— Start of Input records —

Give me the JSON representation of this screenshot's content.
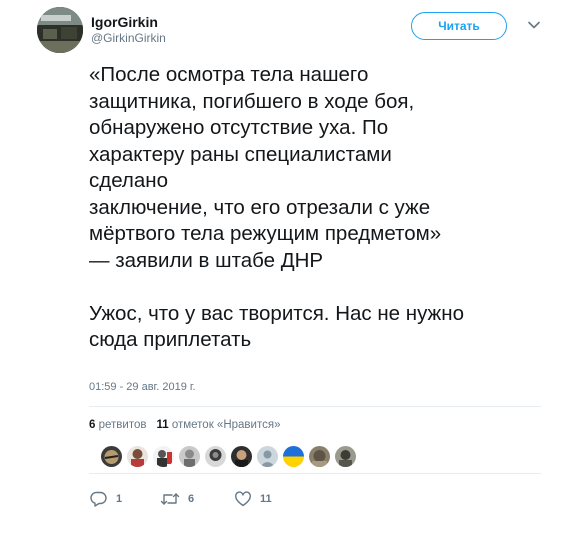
{
  "author": {
    "name": "IgorGirkin",
    "handle": "@GirkinGirkin",
    "avatar_icon": "profile-photo"
  },
  "follow_label": "Читать",
  "tweet": {
    "lines": [
      "«После осмотра тела нашего",
      "защитника, погибшего в ходе боя,",
      "обнаружено отсутствие уха. По",
      "характеру раны специалистами",
      "сделано",
      "заключение, что его отрезали с уже",
      "мёртвого тела режущим предметом»",
      "— заявили в штабе ДНР",
      "Ужос, что у вас творится. Нас не нужно",
      "сюда приплетать"
    ],
    "timestamp": "01:59 - 29 авг. 2019 г."
  },
  "stats": {
    "retweets_count": "6",
    "retweets_label": "ретвитов",
    "likes_count": "11",
    "likes_label": "отметок «Нравится»"
  },
  "actions": {
    "reply_count": "1",
    "retweet_count": "6",
    "like_count": "11"
  },
  "colors": {
    "accent": "#1da1f2",
    "text": "#14171a",
    "secondary": "#657786",
    "divider": "#e6ecf0"
  }
}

— End of Input records —

◆ **Aim of the task**: The records above must be echoed exactly, minus their pictures.

◆ **Response to this exercise**:
Give me the JSON representation of this screenshot's content.
{
  "author": {
    "name": "IgorGirkin",
    "handle": "@GirkinGirkin",
    "avatar_icon": "profile-photo"
  },
  "follow_label": "Читать",
  "tweet": {
    "lines": [
      "«После осмотра тела нашего",
      "защитника, погибшего в ходе боя,",
      "обнаружено отсутствие уха. По",
      "характеру раны специалистами",
      "сделано",
      "заключение, что его отрезали с уже",
      "мёртвого тела режущим предметом»",
      "— заявили в штабе ДНР",
      "Ужос, что у вас творится. Нас не нужно",
      "сюда приплетать"
    ],
    "timestamp": "01:59 - 29 авг. 2019 г."
  },
  "stats": {
    "retweets_count": "6",
    "retweets_label": "ретвитов",
    "likes_count": "11",
    "likes_label": "отметок «Нравится»"
  },
  "actions": {
    "reply_count": "1",
    "retweet_count": "6",
    "like_count": "11"
  },
  "colors": {
    "accent": "#1da1f2",
    "text": "#14171a",
    "secondary": "#657786",
    "divider": "#e6ecf0"
  }
}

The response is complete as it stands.